What you should do: In the interview on universal health care below, where did Avik Roy recently speak about health care?

Passage for review:
Conservative author and health policy expert Avik Roy has a plan for universal health care.
The president of the Foundation for Research on Equal Opportunity recently spoke about health care at the Bird Key Yacht Club in Sarasota.
Health News Florida's Stephanie Colombini sat down with him there to talk about his ideas.
Read a transcript of an extended version of this interview, which has been edited lightly for clarity.
Right now a lot of people equate “universal health care” with Medicare For All, or single-payer, but that’s not what you’re proposing. Explain how your ideas are different from that.
That’s exactly the right question to ask, because there is this misconception both on the left and the right that if you want to achieve universal coverage, single-payer is the only way to do that.
But if you actually look at the other advanced economies that have universal coverage, there’s a plethora of ways to achieve universal coverage. Some do so through single-payer, but many do so through a system that involves private insurers or a hybrid system in which there are public and private insurers.

Data shown:
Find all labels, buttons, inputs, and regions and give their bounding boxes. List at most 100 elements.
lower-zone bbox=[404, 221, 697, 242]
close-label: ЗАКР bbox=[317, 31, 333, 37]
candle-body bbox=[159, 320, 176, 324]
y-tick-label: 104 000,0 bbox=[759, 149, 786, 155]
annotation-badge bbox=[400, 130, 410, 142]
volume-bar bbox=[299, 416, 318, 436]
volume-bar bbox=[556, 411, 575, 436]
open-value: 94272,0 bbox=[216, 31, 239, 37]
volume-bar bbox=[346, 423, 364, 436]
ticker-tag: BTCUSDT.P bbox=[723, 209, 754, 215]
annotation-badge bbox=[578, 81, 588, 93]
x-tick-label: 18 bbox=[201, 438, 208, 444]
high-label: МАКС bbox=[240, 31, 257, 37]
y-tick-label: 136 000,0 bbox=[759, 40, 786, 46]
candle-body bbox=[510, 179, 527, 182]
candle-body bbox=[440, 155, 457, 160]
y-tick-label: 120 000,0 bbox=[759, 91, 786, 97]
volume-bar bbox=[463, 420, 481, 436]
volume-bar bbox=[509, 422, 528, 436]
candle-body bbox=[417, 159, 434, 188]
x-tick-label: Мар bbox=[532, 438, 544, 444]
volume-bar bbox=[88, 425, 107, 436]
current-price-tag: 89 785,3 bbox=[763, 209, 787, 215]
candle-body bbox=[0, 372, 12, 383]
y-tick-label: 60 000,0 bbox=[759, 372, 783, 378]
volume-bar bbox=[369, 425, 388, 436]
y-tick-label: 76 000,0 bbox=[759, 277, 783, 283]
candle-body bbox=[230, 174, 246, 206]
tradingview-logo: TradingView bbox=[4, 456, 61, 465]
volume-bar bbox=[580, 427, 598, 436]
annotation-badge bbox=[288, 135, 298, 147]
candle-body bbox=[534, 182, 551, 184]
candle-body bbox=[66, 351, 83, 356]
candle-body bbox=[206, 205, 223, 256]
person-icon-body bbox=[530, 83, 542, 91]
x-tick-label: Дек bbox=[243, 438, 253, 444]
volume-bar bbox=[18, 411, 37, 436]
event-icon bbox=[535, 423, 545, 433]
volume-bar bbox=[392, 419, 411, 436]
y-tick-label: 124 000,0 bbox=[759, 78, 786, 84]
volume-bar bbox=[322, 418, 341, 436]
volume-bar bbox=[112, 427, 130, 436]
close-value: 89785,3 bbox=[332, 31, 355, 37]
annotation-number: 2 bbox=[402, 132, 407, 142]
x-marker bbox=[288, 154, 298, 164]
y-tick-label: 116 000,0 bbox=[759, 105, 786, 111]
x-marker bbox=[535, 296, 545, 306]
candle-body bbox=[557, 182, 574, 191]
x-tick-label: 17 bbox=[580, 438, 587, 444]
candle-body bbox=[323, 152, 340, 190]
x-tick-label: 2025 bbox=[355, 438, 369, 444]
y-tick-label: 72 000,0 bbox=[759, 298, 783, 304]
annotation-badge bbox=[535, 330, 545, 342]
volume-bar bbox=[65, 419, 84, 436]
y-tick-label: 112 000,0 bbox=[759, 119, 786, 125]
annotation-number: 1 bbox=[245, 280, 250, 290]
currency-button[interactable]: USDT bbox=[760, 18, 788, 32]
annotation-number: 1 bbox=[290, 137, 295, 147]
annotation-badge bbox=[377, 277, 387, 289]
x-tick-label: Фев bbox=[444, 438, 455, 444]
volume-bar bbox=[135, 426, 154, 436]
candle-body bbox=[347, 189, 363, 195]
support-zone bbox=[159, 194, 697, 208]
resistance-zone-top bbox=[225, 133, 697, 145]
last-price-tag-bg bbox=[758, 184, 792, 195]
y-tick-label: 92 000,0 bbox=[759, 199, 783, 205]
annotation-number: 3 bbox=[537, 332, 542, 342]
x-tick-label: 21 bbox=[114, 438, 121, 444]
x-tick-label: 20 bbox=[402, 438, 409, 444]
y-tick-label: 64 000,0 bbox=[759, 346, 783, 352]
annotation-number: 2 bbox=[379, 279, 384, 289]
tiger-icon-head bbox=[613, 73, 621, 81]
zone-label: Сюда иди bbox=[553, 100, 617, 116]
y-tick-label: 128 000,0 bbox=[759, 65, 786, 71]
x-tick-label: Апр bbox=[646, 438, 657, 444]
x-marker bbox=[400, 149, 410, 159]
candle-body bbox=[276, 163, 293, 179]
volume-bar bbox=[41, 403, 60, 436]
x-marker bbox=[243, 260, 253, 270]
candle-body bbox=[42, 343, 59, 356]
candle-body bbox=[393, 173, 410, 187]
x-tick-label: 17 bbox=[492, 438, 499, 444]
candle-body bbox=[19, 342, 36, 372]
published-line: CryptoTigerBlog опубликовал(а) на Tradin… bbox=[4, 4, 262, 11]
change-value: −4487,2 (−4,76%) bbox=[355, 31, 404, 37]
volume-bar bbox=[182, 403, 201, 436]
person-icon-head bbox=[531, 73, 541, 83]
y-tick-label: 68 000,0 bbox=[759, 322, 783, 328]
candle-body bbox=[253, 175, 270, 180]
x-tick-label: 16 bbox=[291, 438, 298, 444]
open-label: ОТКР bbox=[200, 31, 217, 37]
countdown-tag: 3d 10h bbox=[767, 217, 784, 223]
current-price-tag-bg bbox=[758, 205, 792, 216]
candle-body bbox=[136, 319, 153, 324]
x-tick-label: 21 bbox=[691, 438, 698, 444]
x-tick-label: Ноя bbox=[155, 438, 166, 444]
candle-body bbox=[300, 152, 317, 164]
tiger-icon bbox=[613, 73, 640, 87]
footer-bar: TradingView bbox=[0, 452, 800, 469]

Exercise response: At the Bird Key Yacht Club in Sarasota.